## Passage shown
I am working in Python. I am using a binary dataframe in which I have a ser of values of 0 and 1 for diferent users at diferent times.
I can perform hierarchical clustering directly from the dataframe as
metodo='average'
clusters = linkage(user_df, method=metodo,metric='hamming')
# Create a dendrogram
plt.figure(figsize=(10, 7))
dendrogram(clusters, labels=user_df.index, leaf_rotation=90)
plt.title('Hierarchical Clustering Dendrogram')
plt.xlabel('User')
plt.ylabel('Distance')
# Save the figure
plt.savefig(f'dendrogram_{metodo}_entero.png')
plt.show()
However, I want to separate the calculation of the distance matrix and the clustering. To do that, I have calculated the distance matrix and I have sent it as an argument to the clustering.
dist_matrix = pdist(user_df.values, metric='hamming')
# Convert the distance matrix to a square form
dist_matrix_square = squareform(dist_matrix)
# Create a DataFrame from the distance matrix
dist_df = pd.DataFrame(dist_matrix_square, index=user_df.index, columns=user_df.index)

## Set task 1
Answer these from the post on hierarchical clustering in Python:
(a) Which metric is given to `linkage` in the first code block?
(b) What figure size is set before the dendrogram is drawn?
(c) Which function turns the distance matrix into square form?
## Set task 2
In the clustering post, rename "metodo" to "method_name" and write out the passage. Begin at the words "dendrogram(clusters, labels=user_df.index, leaf_rotation=90)" and stop after "dist_matrix = pdist(user_df.values, metric='hamming')".
## Set task 3
Continue the forum post about hierarchical clustering in Python from where it stops.

## Data section
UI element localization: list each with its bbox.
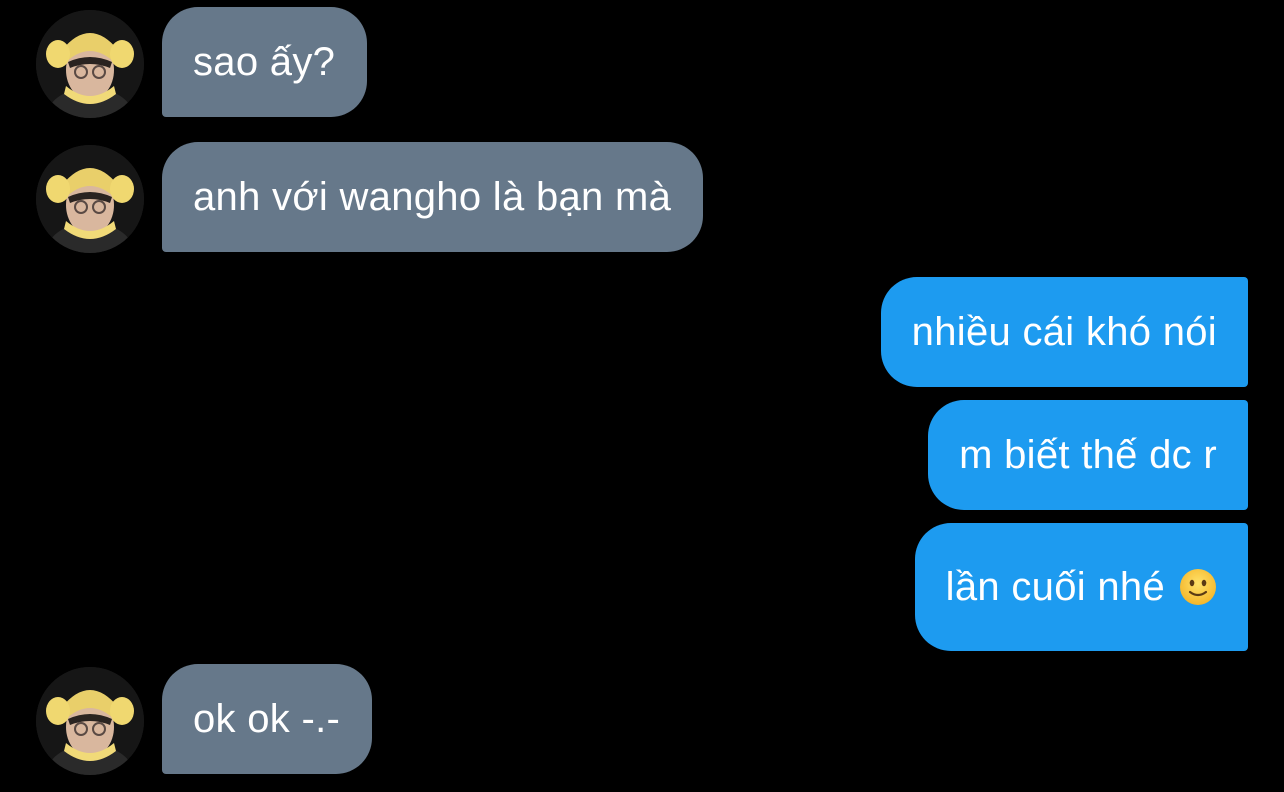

## Task output 1
(a) 'hamming'
(b) (10, 7)
(c) squareform

## Task output 2
dendrogram(clusters, labels=user_df.index, leaf_rotation=90)
plt.title('Hierarchical Clustering Dendrogram')
plt.xlabel('User')
plt.ylabel('Distance')
# Save the figure
plt.savefig(f'dendrogram_{method_name}_entero.png')
plt.show()
However, I want to separate the calculation of the distance matrix and the clustering. To do that, I have calculated the distance matrix and I have sent it as an argument to the clustering.
dist_matrix = pdist(user_df.values, metric='hamming')

## Task output 3
clusters = linkage(dist_df, method=metodo)
Unfortunately, the results that I obtain are different with both methodologies. As far as I know, the first code is the correct one.
So I don't know if I can calculate the distance matrix and then use it somehow as an argument for clustering.
pdist
returns a numpy array that is the condensed distance matrix. You can pass this form of the distance matrix directly to linkage
. Don't convert it to a Pandas DataFrame.
So your code could be as simple as:
dist_matrix = pdist(user_df.values, metric='hamming')
clusters = linkage(dist_matrix, method=metodo)